- TÂCHE A
Pour chacune des affirmations suivantes, indiquez si elle concorde avec l'extrait de page : (i) les minorités religieuses représentent moins de 1 % de la population marocaine ; (ii) le premier Congrès national des minorités religieuses s'est tenu à Casablanca ; (iii) le Congrès a finalement accueilli des représentants ahmadis et baha'is. Répondez par oui ou non, en citant à l'identique les mots décisifs de l'extrait de page.

- EXTRAIT DE PAGE
════

« Le président français Emmanuel Macron fait l’éloge de la lutte du Maroc contre l’extrémisme religieux ». « L’Etat marocain appuie les efforts de la Coalition Militaire Islamique ». Autant de Unes dans l’actualité médiatique de ces derniers mois qui nous font facilement comprendre que c’est aujourd’hui la lutte contre le terrorisme islamiste qui est au cœur des préoccupations prioritaires du pouvoir marocain. Mais qu’en est-il de la protection politique, juridique et sociale des minorités religieuses ?
Les minorités religieuses sous-représentées dans l’espace public
En effet, selon le dernier rapport du Département d’Etat américain sur la liberté religieuse au Maroc, les minorités chrétiennes, juives, musulmanes chiites et baha’is constituent moins de 1 % de la population marocaine (sur 33,7 millions d’habitants). Au fil des années, ce chiffre a largement déterminé leur faible prise en compte dans un espace public et politique dominé par l’islam sunnite. Tandis que la question du respect des droits de l’Homme est posée de façon récurrente par la communauté internationale, la considération de ces groupes marginalisés au sein de la société civile devient un baromètre du degré de tolérance religieuse d’une nation dans son ensemble. Les minorités religieuses sont donc devenues progressivement, avec toute la visibilité que cela leur confère, un symbole de coexistence et une problématique politique dont l’écho s’entend aujourd’hui au-delà du Maghreb.
Un Congrès à l’organisation polémique
Le 18 novembre dernier, l’Association Marocaine des Droits de l’Homme (AMDH) accueillait à Rabat le premier Congrès national des minorités religieuses, brisant le silence autour d’un sujet encore peu pris en compte par l’intelligentsia marocaine. L’originalité de ce thème a notamment transparu dans l’organisation troublée de cet événement, devant au départ accueillir des représentants chrétiens, ahmadis, chiites, juifs et baha’is, mais qui s’est finalement contenté de mandataires des trois principaux monothéismes.
Coordinateur de l’événement, Jawad El Hamidi a mis en avant le harcèlement, et, plus graves, les pressions extérieures dont le Congrès et ses intervenants auraient fait l’objet, ce qui aurait motivé certains désistements. Des rumeurs d’annulation ont même parcouru la presse pendant plusieurs jours, avant d’être démenties – au profit d’un accord impulsé par les autorités marocaines visant à interdire la conférence au public.

════

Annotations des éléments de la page

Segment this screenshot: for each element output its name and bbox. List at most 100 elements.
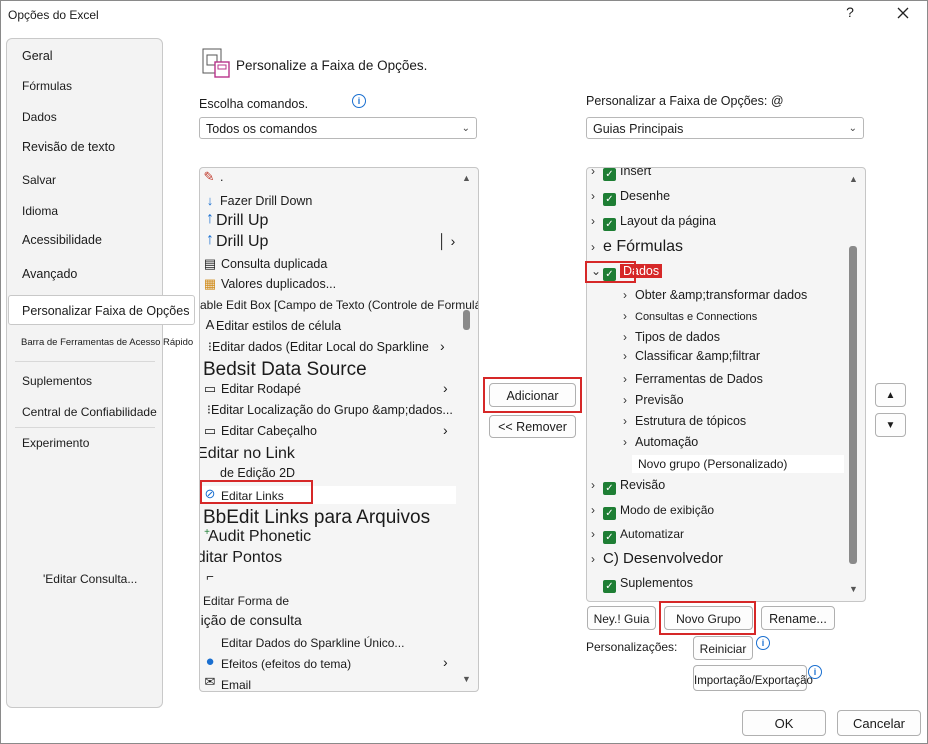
tree-subitem[interactable]: › Obter &amp;transformar dados [623,288,807,302]
command-item[interactable]: 'Editar no Link [200,445,295,463]
tree-subitem[interactable]: › Classificar &amp;filtrar [623,349,760,363]
submenu-chevron-icon: › [443,422,448,438]
tree-subitem[interactable]: › Ferramentas de Dados [623,372,763,386]
nav-item-acesso-rapido[interactable]: Barra de Ferramentas de Acesso Rápido [21,337,193,348]
tree-item-insert[interactable]: › ✓ Insert [591,167,652,181]
tree-subitem[interactable]: › Tipos de dados [623,330,720,344]
nav-item-salvar[interactable]: Salvar [22,173,56,187]
tree-item-revisao[interactable]: › ✓ Revisão [591,478,665,495]
chevron-right-icon: › [591,189,595,203]
nav-item-experimento[interactable]: Experimento [22,436,89,450]
command-item[interactable]: Editar Rodapé [221,382,301,396]
command-item[interactable]: Drill Up [216,212,268,230]
nav-item-personalizar[interactable]: Personalizar Faixa de Opções [22,304,189,318]
command-item[interactable]: able Edit Box [Campo de Texto (Controle … [200,298,478,312]
checkbox-checked-icon[interactable]: ✓ [603,531,616,544]
customizations-label: Personalizações: [586,640,678,654]
close-button[interactable] [892,2,914,24]
close-icon [897,7,909,19]
command-item[interactable]: Editar Localização do Grupo &amp;dados..… [211,403,453,417]
info-icon[interactable]: i [808,665,822,679]
tree-item-suplementos[interactable]: ✓ Suplementos [603,576,693,593]
command-item[interactable]: Drill Up [216,233,268,251]
command-item[interactable]: Bedsit Data Source [203,359,367,381]
nav-item-formulas[interactable]: Fórmulas [22,79,72,93]
tree-item-exibicao[interactable]: › ✓ Modo de exibição [591,503,714,520]
choose-commands-label: Escolha comandos. [199,97,309,111]
chevron-right-icon: › [591,527,595,541]
submenu-chevron-icon: › [443,380,448,396]
scroll-down-icon[interactable]: ▼ [849,584,858,594]
command-item[interactable]: Email [221,678,251,691]
tree-item-label: Insert [620,167,652,178]
nav-item-geral[interactable]: Geral [22,49,53,63]
tree-item-label: Obter &amp;transformar dados [635,288,808,302]
nav-item-confiabilidade[interactable]: Central de Confiabilidade [22,405,157,419]
nav-item-avancado[interactable]: Avançado [22,267,77,281]
command-item[interactable]: BbEdit Links para Arquivos [203,507,430,529]
info-icon[interactable]: i [756,636,770,650]
command-item[interactable]: Editar Dados do Sparkline Único... [221,636,404,650]
checkbox-checked-icon[interactable]: ✓ [603,168,616,181]
cancel-button[interactable]: Cancelar [837,710,921,736]
command-item[interactable]: Editar estilos de célula [216,319,341,333]
nav-item-acessibilidade[interactable]: Acessibilidade [22,233,102,247]
command-item[interactable]: Audit Phonetic [208,528,311,546]
nav-item-idioma[interactable]: Idioma [22,204,58,218]
tree-item-layout[interactable]: › ✓ Layout da página [591,214,716,231]
command-item[interactable]: de Edição 2D [220,466,295,480]
nav-item-dados[interactable]: Dados [22,110,57,124]
nav-item-revisao[interactable]: Revisão de texto [22,140,115,154]
checkbox-checked-icon[interactable]: ✓ [603,193,616,206]
command-item[interactable]: Editar Forma de [203,594,289,608]
help-button[interactable]: ? [840,4,860,24]
checkbox-checked-icon[interactable]: ✓ [603,218,616,231]
tree-item-label: Modo de exibição [620,503,715,517]
ribbon-tabs-tree[interactable]: ▲ ▼ › ✓ Insert › ✓ Desenhe › ✓ Layout da págin… [586,167,866,602]
command-item[interactable]: Editar Cabeçalho [221,424,317,438]
command-item[interactable]: Efeitos (efeitos do tema) [221,657,351,671]
scroll-up-icon[interactable]: ▲ [849,174,858,184]
tree-item-formulas[interactable]: › e Fórmulas [591,238,683,256]
commands-list[interactable]: ▲ ▼ ✎ . ↓ Fazer Drill Down ↑ Drill Up ↑ … [199,167,479,692]
tree-item-desenhe[interactable]: › ✓ Desenhe [591,189,670,206]
choose-commands-select[interactable]: Todos os comandos ⌄ [199,117,477,139]
info-icon[interactable]: i [352,94,366,108]
scrollbar-thumb[interactable] [463,310,470,330]
reset-button[interactable]: Reiniciar [693,636,753,660]
tree-item-desenvolvedor[interactable]: › C) Desenvolvedor [591,550,723,567]
submenu-chevron-icon: › [443,654,448,670]
rename-button[interactable]: Rename... [761,606,835,630]
triangle-down-icon: ▼ [885,420,896,431]
move-up-button[interactable]: ▲ [875,383,906,407]
scrollbar-thumb[interactable] [849,246,857,564]
tree-item-automatizar[interactable]: › ✓ Automatizar [591,527,684,544]
command-item[interactable]: Valores duplicados... [221,277,336,291]
tree-subitem[interactable]: › Consultas e Connections [623,309,757,323]
checkbox-checked-icon[interactable]: ✓ [603,580,616,593]
command-item[interactable]: • Editar Pontos [200,549,282,567]
checkbox-checked-icon[interactable]: ✓ [603,507,616,520]
command-item[interactable]: edição de consulta [200,612,302,628]
ok-button[interactable]: OK [742,710,826,736]
import-export-button[interactable]: Importação/Exportação [693,665,813,691]
scroll-down-icon[interactable]: ▼ [462,674,471,684]
command-item[interactable]: Editar dados (Editar Local do Sparkline [212,340,429,354]
customize-ribbon-select[interactable]: Guias Principais ⌄ [586,117,864,139]
remove-button[interactable]: << Remover [489,415,576,438]
tree-subitem-new-group[interactable]: Novo grupo (Personalizado) [638,457,787,471]
tree-item-label: Consultas e Connections [635,311,758,323]
command-item[interactable]: . [220,170,223,184]
tree-subitem[interactable]: › Previsão [623,393,684,407]
command-item[interactable]: Fazer Drill Down [220,194,312,208]
command-item[interactable]: Consulta duplicada [221,257,327,271]
move-down-button[interactable]: ▼ [875,413,906,437]
new-tab-button[interactable]: Ney.! Guia [587,606,656,630]
tree-subitem[interactable]: › Automação [623,435,698,449]
nav-item-suplementos[interactable]: Suplementos [22,374,92,388]
customize-ribbon-label: Personalizar a Faixa de Opções: @ [586,94,784,108]
tree-subitem[interactable]: › Estrutura de tópicos [623,414,746,428]
scroll-up-icon[interactable]: ▲ [462,173,471,183]
checkbox-checked-icon[interactable]: ✓ [603,482,616,495]
nav-divider [15,427,155,428]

════

- TÂCHE B
Citez sans aucune modification les lignes des entrées qui commencent à celle contenant « tree-subitem[interactable]: › Obter » et se terminent à celle contenant « checkbox-checked-icon[interactable]: ✓ [603,531,616,544] », ces deux lignes comprises.

- RÉPONSE COMPLÈTE A
(i) Oui : « constituent moins de 1 % de la population marocaine ».
(ii) Non : « accueillait à Rabat le premier Congrès national des minorités religieuses ».
(iii) Non : « s’est finalement contenté de mandataires des trois principaux monothéismes ».

- RÉPONSE COMPLÈTE B
tree-subitem[interactable]: › Obter &amp;transformar dados [623,288,807,302]
command-item[interactable]: 'Editar no Link [200,445,295,463]
tree-subitem[interactable]: › Classificar &amp;filtrar [623,349,760,363]
submenu-chevron-icon: › [443,422,448,438]
tree-subitem[interactable]: › Ferramentas de Dados [623,372,763,386]
nav-item-acesso-rapido[interactable]: Barra de Ferramentas de Acesso Rápido [21,337,193,348]
tree-item-insert[interactable]: › ✓ Insert [591,167,652,181]
tree-subitem[interactable]: › Tipos de dados [623,330,720,344]
nav-item-salvar[interactable]: Salvar [22,173,56,187]
tree-item-revisao[interactable]: › ✓ Revisão [591,478,665,495]
chevron-right-icon: › [591,189,595,203]
nav-item-experimento[interactable]: Experimento [22,436,89,450]
command-item[interactable]: Editar Rodapé [221,382,301,396]
command-item[interactable]: Drill Up [216,212,268,230]
nav-item-personalizar[interactable]: Personalizar Faixa de Opções [22,304,189,318]
command-item[interactable]: able Edit Box [Campo de Texto (Controle … [200,298,478,312]
checkbox-checked-icon[interactable]: ✓ [603,531,616,544]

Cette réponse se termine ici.